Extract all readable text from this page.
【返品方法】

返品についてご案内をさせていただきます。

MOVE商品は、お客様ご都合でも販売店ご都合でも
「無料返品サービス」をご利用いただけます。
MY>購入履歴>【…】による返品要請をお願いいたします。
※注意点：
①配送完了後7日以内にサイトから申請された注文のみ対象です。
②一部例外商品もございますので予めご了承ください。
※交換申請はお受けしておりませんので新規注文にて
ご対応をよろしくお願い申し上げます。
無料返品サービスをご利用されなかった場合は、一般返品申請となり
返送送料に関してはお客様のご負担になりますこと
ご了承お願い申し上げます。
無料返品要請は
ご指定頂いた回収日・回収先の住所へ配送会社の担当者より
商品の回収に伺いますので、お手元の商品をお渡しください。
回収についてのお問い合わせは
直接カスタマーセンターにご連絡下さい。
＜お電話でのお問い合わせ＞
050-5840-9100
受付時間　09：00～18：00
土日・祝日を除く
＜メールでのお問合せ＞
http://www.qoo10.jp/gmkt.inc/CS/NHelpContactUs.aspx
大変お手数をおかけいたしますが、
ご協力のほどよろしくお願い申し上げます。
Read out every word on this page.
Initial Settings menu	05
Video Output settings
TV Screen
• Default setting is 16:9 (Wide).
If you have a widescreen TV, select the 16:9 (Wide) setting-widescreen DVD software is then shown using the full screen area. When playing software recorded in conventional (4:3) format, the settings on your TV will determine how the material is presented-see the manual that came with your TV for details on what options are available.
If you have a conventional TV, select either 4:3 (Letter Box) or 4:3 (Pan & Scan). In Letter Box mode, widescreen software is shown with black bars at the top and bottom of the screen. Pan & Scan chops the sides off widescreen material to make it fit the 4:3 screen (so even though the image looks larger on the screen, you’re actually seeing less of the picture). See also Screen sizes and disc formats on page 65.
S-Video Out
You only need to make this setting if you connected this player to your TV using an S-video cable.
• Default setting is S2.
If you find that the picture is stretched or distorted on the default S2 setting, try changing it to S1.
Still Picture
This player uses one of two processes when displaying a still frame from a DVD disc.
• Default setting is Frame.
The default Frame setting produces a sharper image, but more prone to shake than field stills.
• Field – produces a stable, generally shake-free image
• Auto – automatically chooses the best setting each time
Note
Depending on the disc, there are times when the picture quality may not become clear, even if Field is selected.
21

#####

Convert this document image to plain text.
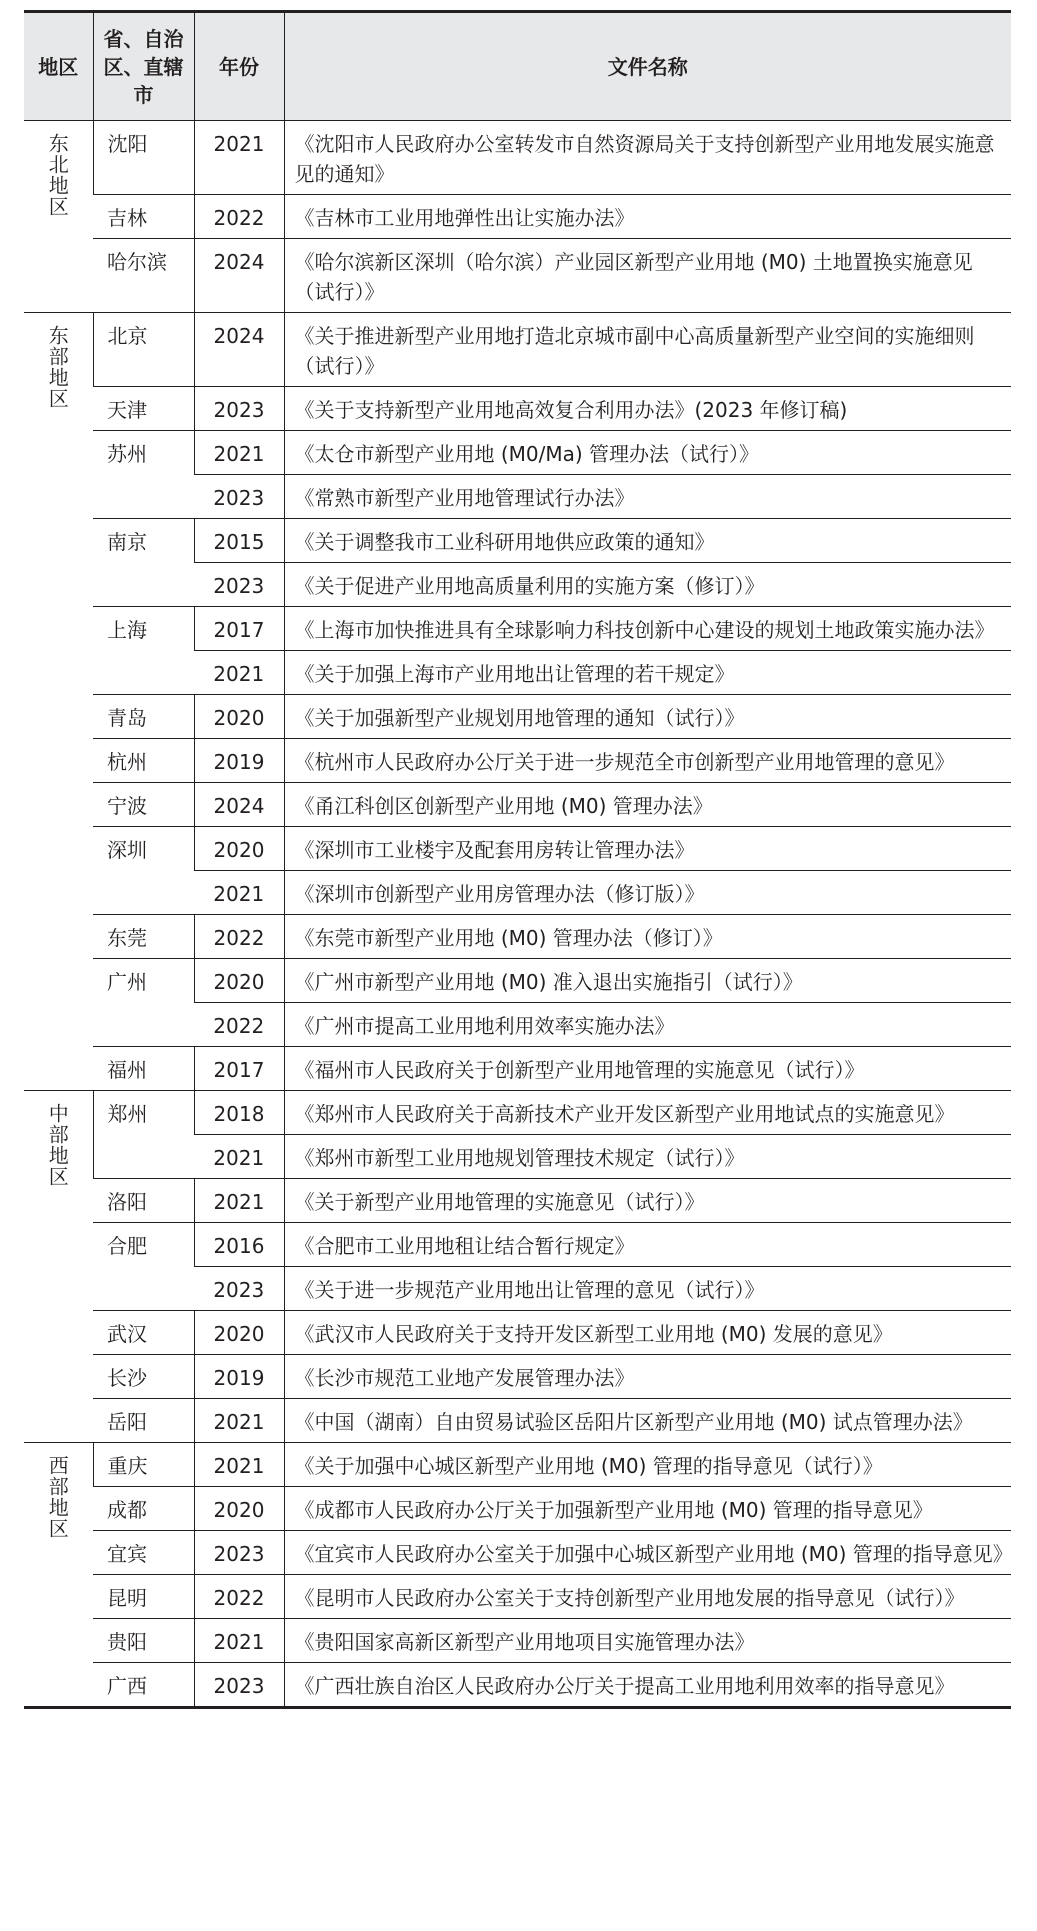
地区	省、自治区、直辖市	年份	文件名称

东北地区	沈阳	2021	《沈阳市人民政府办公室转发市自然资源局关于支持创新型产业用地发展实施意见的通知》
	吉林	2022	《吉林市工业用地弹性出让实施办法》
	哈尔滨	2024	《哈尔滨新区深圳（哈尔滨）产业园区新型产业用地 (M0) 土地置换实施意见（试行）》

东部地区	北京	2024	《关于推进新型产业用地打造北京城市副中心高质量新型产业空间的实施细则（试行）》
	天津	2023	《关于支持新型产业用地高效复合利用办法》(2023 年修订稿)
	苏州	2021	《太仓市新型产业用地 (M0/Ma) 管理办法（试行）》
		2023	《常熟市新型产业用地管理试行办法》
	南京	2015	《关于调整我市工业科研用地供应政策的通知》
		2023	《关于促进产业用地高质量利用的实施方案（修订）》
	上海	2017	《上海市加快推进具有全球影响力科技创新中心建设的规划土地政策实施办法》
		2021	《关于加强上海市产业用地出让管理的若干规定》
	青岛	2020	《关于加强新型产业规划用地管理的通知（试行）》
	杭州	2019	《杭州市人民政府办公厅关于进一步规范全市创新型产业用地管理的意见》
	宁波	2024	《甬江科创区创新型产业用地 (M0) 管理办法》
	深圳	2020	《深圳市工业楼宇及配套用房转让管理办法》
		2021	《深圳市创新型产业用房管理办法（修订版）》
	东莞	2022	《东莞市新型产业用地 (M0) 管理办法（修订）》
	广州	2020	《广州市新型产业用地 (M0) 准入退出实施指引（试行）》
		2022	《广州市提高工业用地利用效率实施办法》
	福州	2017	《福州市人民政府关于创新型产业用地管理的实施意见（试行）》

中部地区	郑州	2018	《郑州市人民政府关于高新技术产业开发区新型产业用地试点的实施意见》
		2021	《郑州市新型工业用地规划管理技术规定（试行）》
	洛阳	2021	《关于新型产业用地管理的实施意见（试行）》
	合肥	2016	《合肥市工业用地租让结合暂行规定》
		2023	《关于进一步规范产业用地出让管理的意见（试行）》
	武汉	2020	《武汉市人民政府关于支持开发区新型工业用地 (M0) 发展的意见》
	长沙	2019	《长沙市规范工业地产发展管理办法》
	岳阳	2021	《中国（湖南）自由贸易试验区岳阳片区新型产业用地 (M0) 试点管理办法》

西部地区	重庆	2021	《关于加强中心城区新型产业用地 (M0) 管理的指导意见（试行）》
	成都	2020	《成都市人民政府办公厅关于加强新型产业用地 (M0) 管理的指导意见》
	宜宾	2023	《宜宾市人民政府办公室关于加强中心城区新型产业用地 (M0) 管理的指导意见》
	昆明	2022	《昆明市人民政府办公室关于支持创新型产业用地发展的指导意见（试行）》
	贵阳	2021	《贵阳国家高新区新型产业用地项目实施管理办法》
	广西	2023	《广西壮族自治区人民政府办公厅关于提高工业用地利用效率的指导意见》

#####

• [Given exercise] Return each line of the data that contains the string "page".

• [Solution to the exercise]
Extract all readable text from this page.
Read out every word on this page.
If you have a conventional TV, select either 4:3 (Letter Box) or 4:3 (Pan & Scan). In Letter Box mode, widescreen software is shown with black bars at the top and bottom of the screen. Pan & Scan chops the sides off widescreen material to make it fit the 4:3 screen (so even though the image looks larger on the screen, you’re actually seeing less of the picture). See also Screen sizes and disc formats on page 65.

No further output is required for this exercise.